▶ TASK DIRECTIONS
Whenever a line contains the string "active", copy it out of the entries.

▶ Excerpt from a dataset

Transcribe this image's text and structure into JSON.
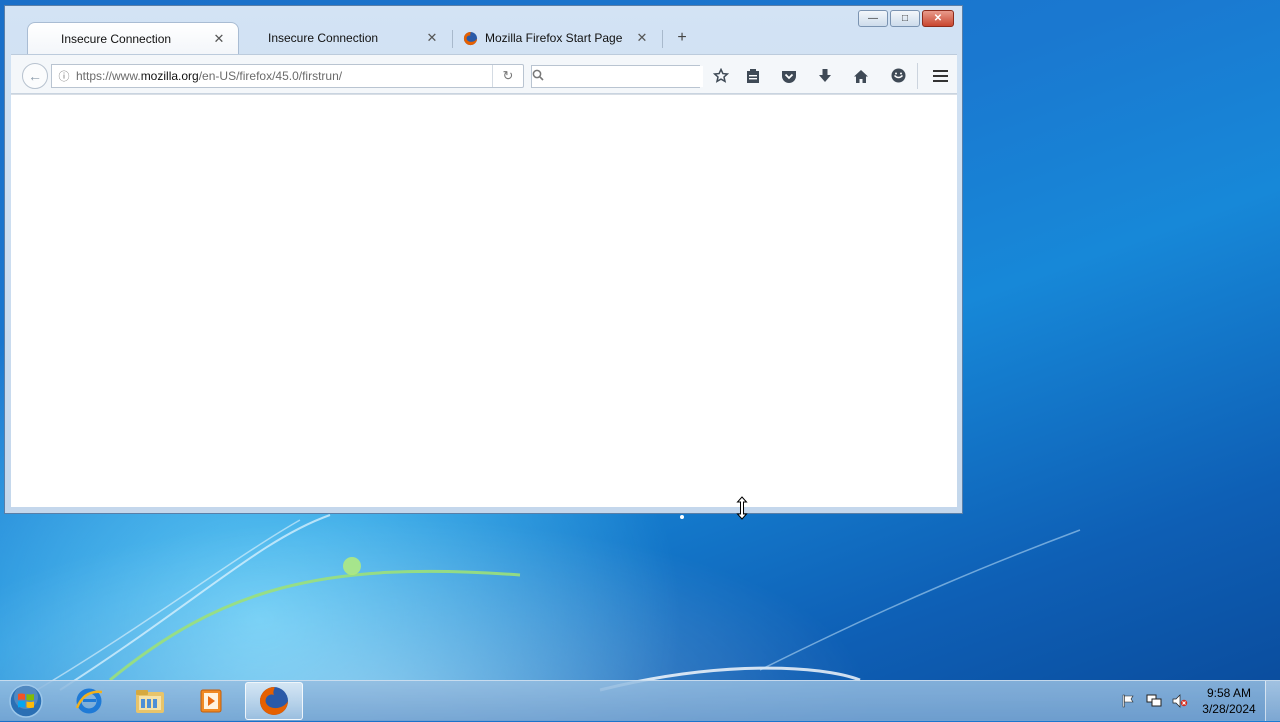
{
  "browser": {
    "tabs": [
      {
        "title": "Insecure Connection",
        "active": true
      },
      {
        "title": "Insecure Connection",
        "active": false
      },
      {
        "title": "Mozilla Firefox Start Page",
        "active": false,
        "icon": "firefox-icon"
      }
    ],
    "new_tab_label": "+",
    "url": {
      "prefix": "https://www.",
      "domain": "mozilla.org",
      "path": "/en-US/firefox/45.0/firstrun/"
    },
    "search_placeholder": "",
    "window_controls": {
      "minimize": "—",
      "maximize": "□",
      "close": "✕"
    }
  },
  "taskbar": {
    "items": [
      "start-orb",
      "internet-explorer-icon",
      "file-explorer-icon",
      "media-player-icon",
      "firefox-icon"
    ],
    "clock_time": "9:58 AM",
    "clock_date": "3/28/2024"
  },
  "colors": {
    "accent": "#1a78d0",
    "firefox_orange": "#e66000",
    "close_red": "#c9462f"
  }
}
==
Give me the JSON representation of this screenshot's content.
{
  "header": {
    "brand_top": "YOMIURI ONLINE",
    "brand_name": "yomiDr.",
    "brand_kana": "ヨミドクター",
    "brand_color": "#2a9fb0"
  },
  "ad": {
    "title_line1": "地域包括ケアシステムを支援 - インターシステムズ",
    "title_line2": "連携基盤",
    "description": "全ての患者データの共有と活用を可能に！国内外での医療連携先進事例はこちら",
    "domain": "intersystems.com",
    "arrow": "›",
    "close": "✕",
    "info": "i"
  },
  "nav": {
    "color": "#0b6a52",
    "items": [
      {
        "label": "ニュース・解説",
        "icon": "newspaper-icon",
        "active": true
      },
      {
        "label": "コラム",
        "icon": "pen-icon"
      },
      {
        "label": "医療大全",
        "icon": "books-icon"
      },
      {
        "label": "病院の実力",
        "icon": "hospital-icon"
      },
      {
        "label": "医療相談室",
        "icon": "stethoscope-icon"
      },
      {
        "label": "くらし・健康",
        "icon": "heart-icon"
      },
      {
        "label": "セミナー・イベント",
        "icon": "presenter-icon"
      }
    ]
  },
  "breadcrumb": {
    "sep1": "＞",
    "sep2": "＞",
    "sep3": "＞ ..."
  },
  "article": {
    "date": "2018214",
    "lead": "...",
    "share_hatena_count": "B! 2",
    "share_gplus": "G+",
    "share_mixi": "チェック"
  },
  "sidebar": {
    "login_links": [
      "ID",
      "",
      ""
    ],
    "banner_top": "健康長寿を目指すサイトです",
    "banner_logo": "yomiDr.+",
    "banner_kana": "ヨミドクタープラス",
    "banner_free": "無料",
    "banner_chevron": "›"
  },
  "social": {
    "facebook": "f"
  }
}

▶ EXERCISE SOLUTION
        "active": true
        "active": false
        "active": false,
        "active": true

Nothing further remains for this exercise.